Re: Demand for frac sand

Post by ddlopata084 »

A couple additional comments. Spears' brothers latest podcast (The Drilldown) had some interesting comments about the Permian situation.

They believe Permian producers will continue to drill at a higher rate - but not complete wells as they wait for the new pipes to come online, growing Permian DUCs from 3500 now to 7000 by mid-next year (Whole of US only has 8000 oil DUCs now).

They believe frack crews are going to be laid off, will be the slowest element to return (folks move to other basins) and they will be the limiting factor to Permian completions and the return of growth (more so than the pipelines) in 2H - 2019.

The one takeaway for me was - when those crews start coming back and adding to the baseline drilling and fracking (pipes can handle about 3.5 mmbbls/day now with Permian bbls/day at about 3.3M now, so 200 mbbls/day from limit), the Permian is going to need one heck of a lot of sand...

Seems like there could be a spike in sand volume in the 2H - 2019 as the frack crews return to add incremental fracks to baseline???

That's why the current oversupply of sand and poor spot market seems very temporary to me, and the discussion of contracts being broken is a too extreme worst case (HCLP has excellent contracts at good prices).

Another interesting discussion from a couple podcasts ago - if they world needs 1.5 mmbbls/day new supply next year, they believe the rest of the world can only supply about 500 mbbls/day, which means the US needs to supply 1 mmbbls/day incremental new volume!!

And we all know US production has been flat for some months (and Permian isn't going to do it, at least not in 1H19 and perhaps all of 2019), as mentioned by Dan on the board...

And another wild card, assume Colorado votes in prop 112? The final implications of that outcome could take time to reveal themselves (state legislature could modify or overturn), but it is immediately effective...

Lot of risks to the upside for oil prices...
dan_s
Posts: 37281
Joined: Fri Apr 23, 2010 8:22 am

Re: Demand for frac sand

Post by dan_s »

○ ○ ○

DIRECTIONS:
[a] In the frac sand post, condense the paragraph that begins "They believe Permian producers will continue" into one sentence that keeps its figures.
[b] Summarize the frac sand post in two sentences.

GIVEN INFORMATION:
○ ○ ○

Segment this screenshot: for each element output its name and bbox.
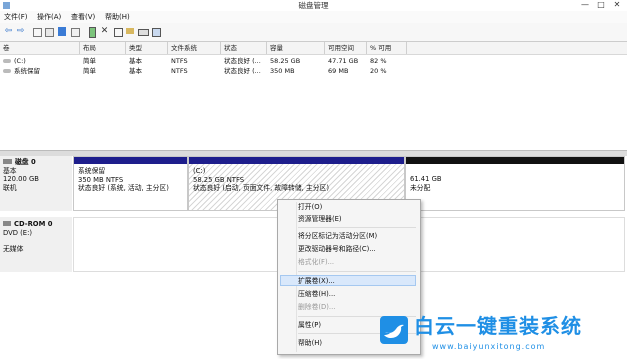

○ ○ ○

ANSWERS TO THE TASKS:
[a] Permian producers are expected to keep drilling at a higher rate but hold off on completing wells until new pipelines come online, which would raise Permian DUCs from 3,500 now to 7,000 by mid-next year, while the whole US has only 8,000 oil DUCs now.

[b] The post passes on a podcast view that Permian producers will keep drilling but delay completing wells until new pipelines arrive, and that laid-off frack crews will be the main limit on Permian completions and growth in the second half of 2019. The writer thinks sand volume could spike when those crews return, considers the current sand oversupply and weak spot market temporary, and sees many upside risks for oil prices.